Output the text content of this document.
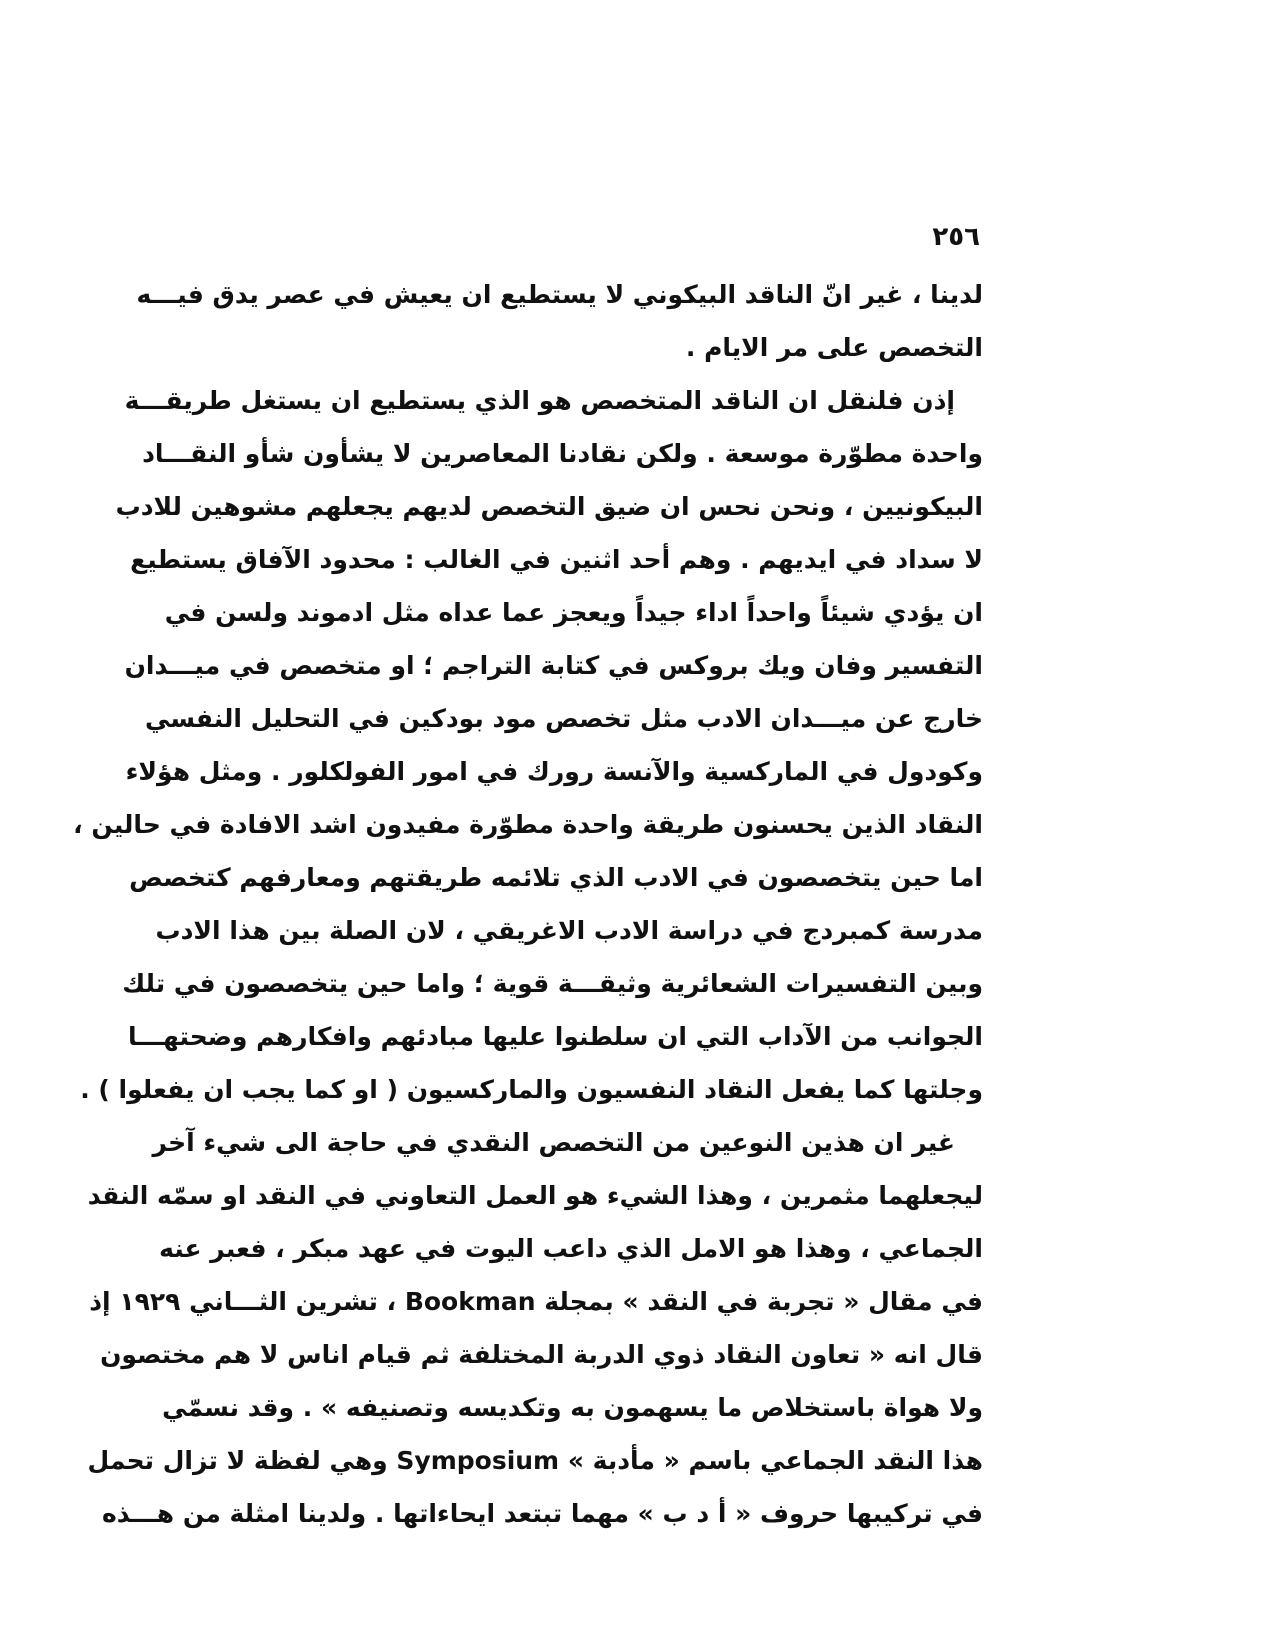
٢٥٦
لدينا ، غير انّ الناقد البيكوني لا يستطيع ان يعيش في عصر يدق فيـــه
التخصص على مر الايام .
إذن فلنقل ان الناقد المتخصص هو الذي يستطيع ان يستغل طريقـــة
واحدة مطوّرة موسعة . ولكن نقادنا المعاصرين لا يشأون شأو النقـــاد
البيكونيين ، ونحن نحس ان ضيق التخصص لديهم يجعلهم مشوهين للادب
لا سداد في ايديهم . وهم أحد اثنين في الغالب : محدود الآفاق يستطيع
ان يؤدي شيئاً واحداً اداء جيداً ويعجز عما عداه مثل ادموند ولسن في
التفسير وفان ويك بروكس في كتابة التراجم ؛ او متخصص في ميـــدان
خارج عن ميـــدان الادب مثل تخصص مود بودكين في التحليل النفسي
وكودول في الماركسية والآنسة رورك في امور الفولكلور . ومثل هؤلاء
النقاد الذين يحسنون طريقة واحدة مطوّرة مفيدون اشد الافادة في حالين ،
اما حين يتخصصون في الادب الذي تلائمه طريقتهم ومعارفهم كتخصص
مدرسة كمبردج في دراسة الادب الاغريقي ، لان الصلة بين هذا الادب
وبين التفسيرات الشعائرية وثيقـــة قوية ؛ واما حين يتخصصون في تلك
الجوانب من الآداب التي ان سلطنوا عليها مبادئهم وافكارهم وضحتهـــا
وجلتها كما يفعل النقاد النفسيون والماركسيون ( او كما يجب ان يفعلوا ) .
غير ان هذين النوعين من التخصص النقدي في حاجة الى شيء آخر
ليجعلهما مثمرين ، وهذا الشيء هو العمل التعاوني في النقد او سمّه النقد
الجماعي ، وهذا هو الامل الذي داعب اليوت في عهد مبكر ، فعبر عنه
في مقال « تجربة في النقد » بمجلة Bookman ، تشرين الثـــاني ١٩٢٩ إذ
قال انه « تعاون النقاد ذوي الدربة المختلفة ثم قيام اناس لا هم مختصون
ولا هواة باستخلاص ما يسهمون به وتكديسه وتصنيفه » . وقد نسمّي
هذا النقد الجماعي باسم « مأدبة » Symposium وهي لفظة لا تزال تحمل
في تركيبها حروف « أ د ب » مهما تبتعد ايحاءاتها . ولدينا امثلة من هـــذه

┄┄┄┄┄┄┄┄┄┄┄┄┄┄┄┄┄┄┄┄

TASK BRIEF >> With the pictures omitted, reproduce the records in full and exactly.

REPLY >>
Output the text content of this document.
٢٥٦
لدينا ، غير انّ الناقد البيكوني لا يستطيع ان يعيش في عصر يدق فيـــه
التخصص على مر الايام .
إذن فلنقل ان الناقد المتخصص هو الذي يستطيع ان يستغل طريقـــة
واحدة مطوّرة موسعة . ولكن نقادنا المعاصرين لا يشأون شأو النقـــاد
البيكونيين ، ونحن نحس ان ضيق التخصص لديهم يجعلهم مشوهين للادب
لا سداد في ايديهم . وهم أحد اثنين في الغالب : محدود الآفاق يستطيع
ان يؤدي شيئاً واحداً اداء جيداً ويعجز عما عداه مثل ادموند ولسن في
التفسير وفان ويك بروكس في كتابة التراجم ؛ او متخصص في ميـــدان
خارج عن ميـــدان الادب مثل تخصص مود بودكين في التحليل النفسي
وكودول في الماركسية والآنسة رورك في امور الفولكلور . ومثل هؤلاء
النقاد الذين يحسنون طريقة واحدة مطوّرة مفيدون اشد الافادة في حالين ،
اما حين يتخصصون في الادب الذي تلائمه طريقتهم ومعارفهم كتخصص
مدرسة كمبردج في دراسة الادب الاغريقي ، لان الصلة بين هذا الادب
وبين التفسيرات الشعائرية وثيقـــة قوية ؛ واما حين يتخصصون في تلك
الجوانب من الآداب التي ان سلطنوا عليها مبادئهم وافكارهم وضحتهـــا
وجلتها كما يفعل النقاد النفسيون والماركسيون ( او كما يجب ان يفعلوا ) .
غير ان هذين النوعين من التخصص النقدي في حاجة الى شيء آخر
ليجعلهما مثمرين ، وهذا الشيء هو العمل التعاوني في النقد او سمّه النقد
الجماعي ، وهذا هو الامل الذي داعب اليوت في عهد مبكر ، فعبر عنه
في مقال « تجربة في النقد » بمجلة Bookman ، تشرين الثـــاني ١٩٢٩ إذ
قال انه « تعاون النقاد ذوي الدربة المختلفة ثم قيام اناس لا هم مختصون
ولا هواة باستخلاص ما يسهمون به وتكديسه وتصنيفه » . وقد نسمّي
هذا النقد الجماعي باسم « مأدبة » Symposium وهي لفظة لا تزال تحمل
في تركيبها حروف « أ د ب » مهما تبتعد ايحاءاتها . ولدينا امثلة من هـــذه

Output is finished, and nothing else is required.